- _What you need to do_
Write the data below out exactly as it stands. Do not include the pictures.

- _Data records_
* Begin *
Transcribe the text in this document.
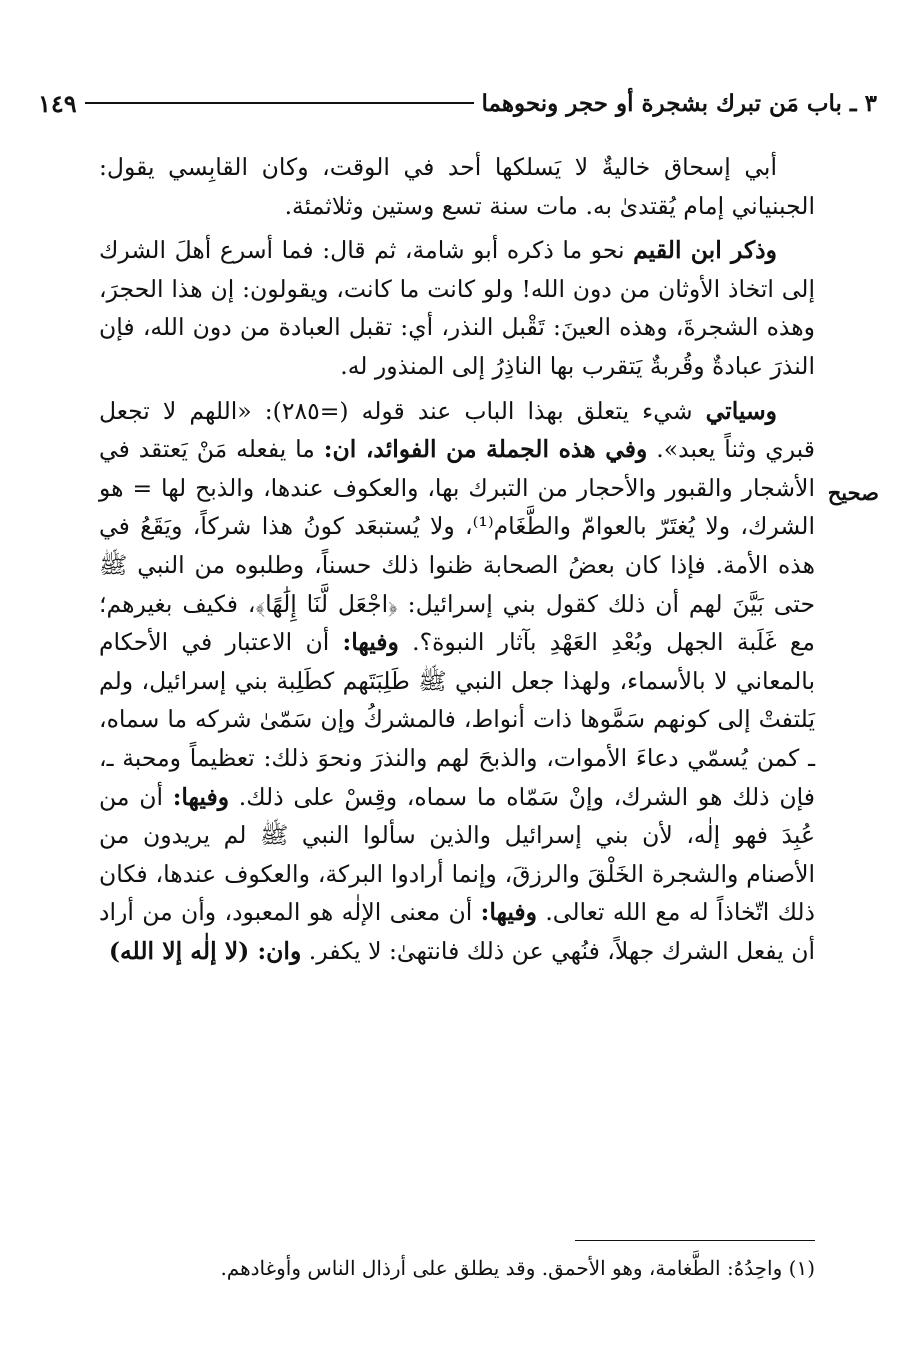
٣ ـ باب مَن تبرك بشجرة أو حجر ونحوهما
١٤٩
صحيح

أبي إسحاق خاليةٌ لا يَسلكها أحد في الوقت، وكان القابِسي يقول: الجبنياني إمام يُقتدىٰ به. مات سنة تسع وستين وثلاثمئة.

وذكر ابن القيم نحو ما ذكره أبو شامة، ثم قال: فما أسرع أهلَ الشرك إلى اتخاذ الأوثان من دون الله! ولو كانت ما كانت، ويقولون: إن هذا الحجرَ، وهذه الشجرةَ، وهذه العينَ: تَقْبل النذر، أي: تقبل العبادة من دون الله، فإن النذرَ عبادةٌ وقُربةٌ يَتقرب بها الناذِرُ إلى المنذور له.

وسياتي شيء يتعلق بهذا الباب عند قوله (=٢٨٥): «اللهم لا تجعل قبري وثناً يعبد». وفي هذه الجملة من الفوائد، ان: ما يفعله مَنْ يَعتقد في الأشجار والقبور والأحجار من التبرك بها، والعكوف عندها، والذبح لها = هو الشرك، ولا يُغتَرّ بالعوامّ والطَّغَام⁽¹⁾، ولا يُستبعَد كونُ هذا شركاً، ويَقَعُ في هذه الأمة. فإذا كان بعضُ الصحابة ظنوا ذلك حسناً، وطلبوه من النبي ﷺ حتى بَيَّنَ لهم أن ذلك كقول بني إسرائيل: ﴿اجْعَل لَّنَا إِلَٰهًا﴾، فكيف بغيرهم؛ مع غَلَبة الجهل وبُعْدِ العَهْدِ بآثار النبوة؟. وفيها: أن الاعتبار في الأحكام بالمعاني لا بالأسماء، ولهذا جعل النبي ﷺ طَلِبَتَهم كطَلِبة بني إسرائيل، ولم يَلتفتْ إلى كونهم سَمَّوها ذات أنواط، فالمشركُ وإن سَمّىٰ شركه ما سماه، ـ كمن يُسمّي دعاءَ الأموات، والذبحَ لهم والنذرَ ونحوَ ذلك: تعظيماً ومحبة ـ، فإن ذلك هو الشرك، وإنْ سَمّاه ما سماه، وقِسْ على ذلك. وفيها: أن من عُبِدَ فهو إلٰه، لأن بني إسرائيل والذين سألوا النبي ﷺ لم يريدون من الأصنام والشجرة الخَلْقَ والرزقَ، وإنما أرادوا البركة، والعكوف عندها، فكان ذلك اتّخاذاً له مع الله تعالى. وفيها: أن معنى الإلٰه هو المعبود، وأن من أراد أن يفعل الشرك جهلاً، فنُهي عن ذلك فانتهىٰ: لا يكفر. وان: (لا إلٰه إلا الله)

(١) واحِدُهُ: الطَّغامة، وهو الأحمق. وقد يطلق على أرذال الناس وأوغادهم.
* End *
- _Result_
Transcribe the text in this document.
٣ ـ باب مَن تبرك بشجرة أو حجر ونحوهما
١٤٩
صحيح

أبي إسحاق خاليةٌ لا يَسلكها أحد في الوقت، وكان القابِسي يقول: الجبنياني إمام يُقتدىٰ به. مات سنة تسع وستين وثلاثمئة.

وذكر ابن القيم نحو ما ذكره أبو شامة، ثم قال: فما أسرع أهلَ الشرك إلى اتخاذ الأوثان من دون الله! ولو كانت ما كانت، ويقولون: إن هذا الحجرَ، وهذه الشجرةَ، وهذه العينَ: تَقْبل النذر، أي: تقبل العبادة من دون الله، فإن النذرَ عبادةٌ وقُربةٌ يَتقرب بها الناذِرُ إلى المنذور له.

وسياتي شيء يتعلق بهذا الباب عند قوله (=٢٨٥): «اللهم لا تجعل قبري وثناً يعبد». وفي هذه الجملة من الفوائد، ان: ما يفعله مَنْ يَعتقد في الأشجار والقبور والأحجار من التبرك بها، والعكوف عندها، والذبح لها = هو الشرك، ولا يُغتَرّ بالعوامّ والطَّغَام⁽¹⁾، ولا يُستبعَد كونُ هذا شركاً، ويَقَعُ في هذه الأمة. فإذا كان بعضُ الصحابة ظنوا ذلك حسناً، وطلبوه من النبي ﷺ حتى بَيَّنَ لهم أن ذلك كقول بني إسرائيل: ﴿اجْعَل لَّنَا إِلَٰهًا﴾، فكيف بغيرهم؛ مع غَلَبة الجهل وبُعْدِ العَهْدِ بآثار النبوة؟. وفيها: أن الاعتبار في الأحكام بالمعاني لا بالأسماء، ولهذا جعل النبي ﷺ طَلِبَتَهم كطَلِبة بني إسرائيل، ولم يَلتفتْ إلى كونهم سَمَّوها ذات أنواط، فالمشركُ وإن سَمّىٰ شركه ما سماه، ـ كمن يُسمّي دعاءَ الأموات، والذبحَ لهم والنذرَ ونحوَ ذلك: تعظيماً ومحبة ـ، فإن ذلك هو الشرك، وإنْ سَمّاه ما سماه، وقِسْ على ذلك. وفيها: أن من عُبِدَ فهو إلٰه، لأن بني إسرائيل والذين سألوا النبي ﷺ لم يريدون من الأصنام والشجرة الخَلْقَ والرزقَ، وإنما أرادوا البركة، والعكوف عندها، فكان ذلك اتّخاذاً له مع الله تعالى. وفيها: أن معنى الإلٰه هو المعبود، وأن من أراد أن يفعل الشرك جهلاً، فنُهي عن ذلك فانتهىٰ: لا يكفر. وان: (لا إلٰه إلا الله)

(١) واحِدُهُ: الطَّغامة، وهو الأحمق. وقد يطلق على أرذال الناس وأوغادهم.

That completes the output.